* [TASK OBJECTIVE] Review the listing and copy each line that holds the word "ylow".

* [Extracted records]

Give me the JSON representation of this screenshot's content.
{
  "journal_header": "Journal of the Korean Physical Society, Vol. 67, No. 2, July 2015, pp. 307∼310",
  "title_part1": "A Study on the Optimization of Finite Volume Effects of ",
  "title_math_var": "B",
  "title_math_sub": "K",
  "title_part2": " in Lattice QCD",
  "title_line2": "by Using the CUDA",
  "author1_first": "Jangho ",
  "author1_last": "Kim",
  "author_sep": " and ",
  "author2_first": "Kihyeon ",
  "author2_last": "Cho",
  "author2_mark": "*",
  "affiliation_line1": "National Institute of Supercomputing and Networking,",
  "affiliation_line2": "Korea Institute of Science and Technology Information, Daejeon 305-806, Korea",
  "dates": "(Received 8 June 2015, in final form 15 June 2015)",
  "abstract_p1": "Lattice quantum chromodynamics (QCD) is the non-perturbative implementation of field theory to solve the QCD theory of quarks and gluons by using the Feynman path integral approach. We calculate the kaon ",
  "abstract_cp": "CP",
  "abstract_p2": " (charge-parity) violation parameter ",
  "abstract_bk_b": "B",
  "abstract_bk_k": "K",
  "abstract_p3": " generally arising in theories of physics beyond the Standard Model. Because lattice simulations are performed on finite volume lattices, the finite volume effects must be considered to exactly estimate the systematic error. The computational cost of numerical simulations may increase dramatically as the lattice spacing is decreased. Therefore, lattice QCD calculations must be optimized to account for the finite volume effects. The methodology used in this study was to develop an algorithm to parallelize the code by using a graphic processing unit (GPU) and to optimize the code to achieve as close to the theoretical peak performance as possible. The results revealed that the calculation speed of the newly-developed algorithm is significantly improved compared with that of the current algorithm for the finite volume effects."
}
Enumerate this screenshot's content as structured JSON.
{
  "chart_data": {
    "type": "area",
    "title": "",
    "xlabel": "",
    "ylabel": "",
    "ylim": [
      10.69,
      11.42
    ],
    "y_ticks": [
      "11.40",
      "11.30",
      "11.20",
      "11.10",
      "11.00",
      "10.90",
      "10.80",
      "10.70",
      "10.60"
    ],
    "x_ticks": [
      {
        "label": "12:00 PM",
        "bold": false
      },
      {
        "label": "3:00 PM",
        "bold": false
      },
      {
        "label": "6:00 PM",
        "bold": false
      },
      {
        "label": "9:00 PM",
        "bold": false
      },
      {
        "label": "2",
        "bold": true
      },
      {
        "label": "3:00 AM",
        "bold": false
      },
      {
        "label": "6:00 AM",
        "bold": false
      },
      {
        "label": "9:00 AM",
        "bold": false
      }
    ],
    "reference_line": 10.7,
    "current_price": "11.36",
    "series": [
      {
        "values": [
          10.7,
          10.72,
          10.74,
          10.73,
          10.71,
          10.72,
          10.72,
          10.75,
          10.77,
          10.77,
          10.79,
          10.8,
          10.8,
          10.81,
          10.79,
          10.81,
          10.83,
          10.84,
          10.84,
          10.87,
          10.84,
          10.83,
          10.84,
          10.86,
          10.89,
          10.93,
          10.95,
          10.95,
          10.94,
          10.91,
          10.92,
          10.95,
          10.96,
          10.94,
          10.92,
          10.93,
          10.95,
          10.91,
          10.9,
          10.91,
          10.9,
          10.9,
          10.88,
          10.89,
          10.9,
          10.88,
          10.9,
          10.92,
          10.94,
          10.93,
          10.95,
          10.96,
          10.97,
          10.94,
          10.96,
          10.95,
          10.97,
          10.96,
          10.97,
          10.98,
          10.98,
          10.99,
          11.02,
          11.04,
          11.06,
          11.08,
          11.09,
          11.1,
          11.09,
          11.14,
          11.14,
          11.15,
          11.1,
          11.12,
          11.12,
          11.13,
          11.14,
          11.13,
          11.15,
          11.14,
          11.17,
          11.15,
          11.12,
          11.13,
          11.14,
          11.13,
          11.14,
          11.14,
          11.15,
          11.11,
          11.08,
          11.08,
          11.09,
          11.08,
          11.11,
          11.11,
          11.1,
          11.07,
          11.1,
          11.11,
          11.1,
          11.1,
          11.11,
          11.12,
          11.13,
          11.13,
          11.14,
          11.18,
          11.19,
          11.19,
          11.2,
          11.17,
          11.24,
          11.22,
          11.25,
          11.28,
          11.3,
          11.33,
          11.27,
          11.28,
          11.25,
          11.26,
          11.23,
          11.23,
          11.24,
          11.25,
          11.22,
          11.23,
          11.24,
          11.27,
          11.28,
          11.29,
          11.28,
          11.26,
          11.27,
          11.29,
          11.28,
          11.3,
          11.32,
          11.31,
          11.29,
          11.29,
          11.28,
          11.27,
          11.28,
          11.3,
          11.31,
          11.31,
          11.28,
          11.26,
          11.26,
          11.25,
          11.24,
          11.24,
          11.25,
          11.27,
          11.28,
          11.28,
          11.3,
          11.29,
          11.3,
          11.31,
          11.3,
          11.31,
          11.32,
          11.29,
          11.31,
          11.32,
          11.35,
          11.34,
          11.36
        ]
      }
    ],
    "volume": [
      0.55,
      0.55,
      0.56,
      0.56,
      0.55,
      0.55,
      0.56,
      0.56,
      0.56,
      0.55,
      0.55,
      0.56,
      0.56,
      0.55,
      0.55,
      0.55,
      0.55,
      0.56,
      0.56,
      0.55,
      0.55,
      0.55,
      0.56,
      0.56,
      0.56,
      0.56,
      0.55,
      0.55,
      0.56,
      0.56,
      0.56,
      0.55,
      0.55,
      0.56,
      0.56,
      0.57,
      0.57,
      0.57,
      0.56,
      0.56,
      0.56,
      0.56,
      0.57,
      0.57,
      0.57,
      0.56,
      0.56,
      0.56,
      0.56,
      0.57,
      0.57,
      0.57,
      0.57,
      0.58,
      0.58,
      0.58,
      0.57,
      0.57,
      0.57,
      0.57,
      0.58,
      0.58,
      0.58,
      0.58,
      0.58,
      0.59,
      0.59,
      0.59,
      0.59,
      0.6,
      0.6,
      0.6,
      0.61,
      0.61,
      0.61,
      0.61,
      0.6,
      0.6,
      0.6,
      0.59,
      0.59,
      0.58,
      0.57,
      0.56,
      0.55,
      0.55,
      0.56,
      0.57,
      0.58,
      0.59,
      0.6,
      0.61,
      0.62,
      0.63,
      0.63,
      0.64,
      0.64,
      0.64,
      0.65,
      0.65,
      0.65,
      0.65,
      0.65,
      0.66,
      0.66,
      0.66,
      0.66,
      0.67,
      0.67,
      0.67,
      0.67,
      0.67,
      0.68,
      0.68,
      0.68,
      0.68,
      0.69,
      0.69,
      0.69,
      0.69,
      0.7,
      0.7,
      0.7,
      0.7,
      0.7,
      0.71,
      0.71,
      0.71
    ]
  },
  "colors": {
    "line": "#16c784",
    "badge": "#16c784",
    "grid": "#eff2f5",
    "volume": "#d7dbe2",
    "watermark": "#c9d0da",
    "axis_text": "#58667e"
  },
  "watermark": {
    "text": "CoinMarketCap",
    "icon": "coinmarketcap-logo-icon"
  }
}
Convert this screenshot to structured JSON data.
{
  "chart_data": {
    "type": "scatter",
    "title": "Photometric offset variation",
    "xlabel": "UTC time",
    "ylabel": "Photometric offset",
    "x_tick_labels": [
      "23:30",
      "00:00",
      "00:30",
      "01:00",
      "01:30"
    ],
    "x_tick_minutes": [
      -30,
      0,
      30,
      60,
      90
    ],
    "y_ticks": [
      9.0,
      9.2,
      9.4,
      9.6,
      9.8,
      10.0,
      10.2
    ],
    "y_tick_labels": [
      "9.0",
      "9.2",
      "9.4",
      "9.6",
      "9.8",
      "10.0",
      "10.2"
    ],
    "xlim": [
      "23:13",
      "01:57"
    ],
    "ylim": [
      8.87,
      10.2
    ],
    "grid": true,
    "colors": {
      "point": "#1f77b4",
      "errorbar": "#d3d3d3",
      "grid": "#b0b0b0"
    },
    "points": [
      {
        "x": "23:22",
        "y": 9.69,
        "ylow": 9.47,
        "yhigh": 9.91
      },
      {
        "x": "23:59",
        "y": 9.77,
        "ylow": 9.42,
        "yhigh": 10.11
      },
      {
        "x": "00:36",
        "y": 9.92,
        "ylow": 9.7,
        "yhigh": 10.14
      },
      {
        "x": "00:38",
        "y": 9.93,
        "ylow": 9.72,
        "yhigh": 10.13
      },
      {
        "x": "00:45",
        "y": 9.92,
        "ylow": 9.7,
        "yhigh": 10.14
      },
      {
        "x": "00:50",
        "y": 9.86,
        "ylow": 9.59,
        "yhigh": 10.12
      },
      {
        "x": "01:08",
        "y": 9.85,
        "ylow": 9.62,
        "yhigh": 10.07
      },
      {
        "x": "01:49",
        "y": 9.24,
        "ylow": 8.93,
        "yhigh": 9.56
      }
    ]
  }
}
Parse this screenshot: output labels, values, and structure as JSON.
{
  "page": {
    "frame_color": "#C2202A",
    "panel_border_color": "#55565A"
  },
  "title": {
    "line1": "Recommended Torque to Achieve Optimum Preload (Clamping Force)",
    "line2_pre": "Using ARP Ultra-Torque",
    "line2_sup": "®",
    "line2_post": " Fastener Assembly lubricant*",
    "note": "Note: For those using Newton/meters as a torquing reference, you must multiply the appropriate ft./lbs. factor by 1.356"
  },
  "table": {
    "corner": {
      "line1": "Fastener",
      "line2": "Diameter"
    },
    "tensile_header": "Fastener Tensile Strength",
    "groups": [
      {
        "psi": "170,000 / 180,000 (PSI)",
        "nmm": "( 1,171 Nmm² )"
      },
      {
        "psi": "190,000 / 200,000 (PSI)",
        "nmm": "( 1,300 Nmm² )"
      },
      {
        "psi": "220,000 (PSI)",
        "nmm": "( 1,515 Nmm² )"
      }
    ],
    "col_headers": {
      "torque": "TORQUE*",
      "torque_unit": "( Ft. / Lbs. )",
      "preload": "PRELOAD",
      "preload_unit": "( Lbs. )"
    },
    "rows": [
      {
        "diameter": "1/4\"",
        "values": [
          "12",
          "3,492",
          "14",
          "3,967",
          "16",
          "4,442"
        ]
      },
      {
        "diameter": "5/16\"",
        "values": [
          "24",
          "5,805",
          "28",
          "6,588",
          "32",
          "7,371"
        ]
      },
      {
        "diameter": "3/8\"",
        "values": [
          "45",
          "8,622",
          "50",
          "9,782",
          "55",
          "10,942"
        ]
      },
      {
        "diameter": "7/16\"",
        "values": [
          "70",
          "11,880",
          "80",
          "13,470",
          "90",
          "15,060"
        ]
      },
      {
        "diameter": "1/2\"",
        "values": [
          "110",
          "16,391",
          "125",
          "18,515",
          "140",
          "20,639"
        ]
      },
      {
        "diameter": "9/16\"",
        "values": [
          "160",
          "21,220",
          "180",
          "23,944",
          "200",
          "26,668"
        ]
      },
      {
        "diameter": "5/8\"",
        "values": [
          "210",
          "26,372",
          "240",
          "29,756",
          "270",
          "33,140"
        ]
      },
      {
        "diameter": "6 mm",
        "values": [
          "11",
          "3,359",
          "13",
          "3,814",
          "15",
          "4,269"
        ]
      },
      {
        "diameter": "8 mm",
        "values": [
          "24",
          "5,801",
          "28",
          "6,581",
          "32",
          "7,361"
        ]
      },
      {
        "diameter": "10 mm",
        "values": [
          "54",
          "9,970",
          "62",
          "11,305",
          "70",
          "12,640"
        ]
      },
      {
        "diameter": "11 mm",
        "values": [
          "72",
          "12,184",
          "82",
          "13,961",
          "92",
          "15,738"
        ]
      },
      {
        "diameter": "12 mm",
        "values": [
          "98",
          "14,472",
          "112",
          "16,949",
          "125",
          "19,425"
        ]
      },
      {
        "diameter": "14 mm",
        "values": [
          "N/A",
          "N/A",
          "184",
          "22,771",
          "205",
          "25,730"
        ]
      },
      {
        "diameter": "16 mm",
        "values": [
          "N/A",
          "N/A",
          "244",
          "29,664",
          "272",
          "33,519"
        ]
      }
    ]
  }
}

* [TASK RESPONSE]
        "ylow": 9.47,
        "ylow": 9.42,
        "ylow": 9.7,
        "ylow": 9.72,
        "ylow": 9.7,
        "ylow": 9.59,
        "ylow": 9.62,
        "ylow": 8.93,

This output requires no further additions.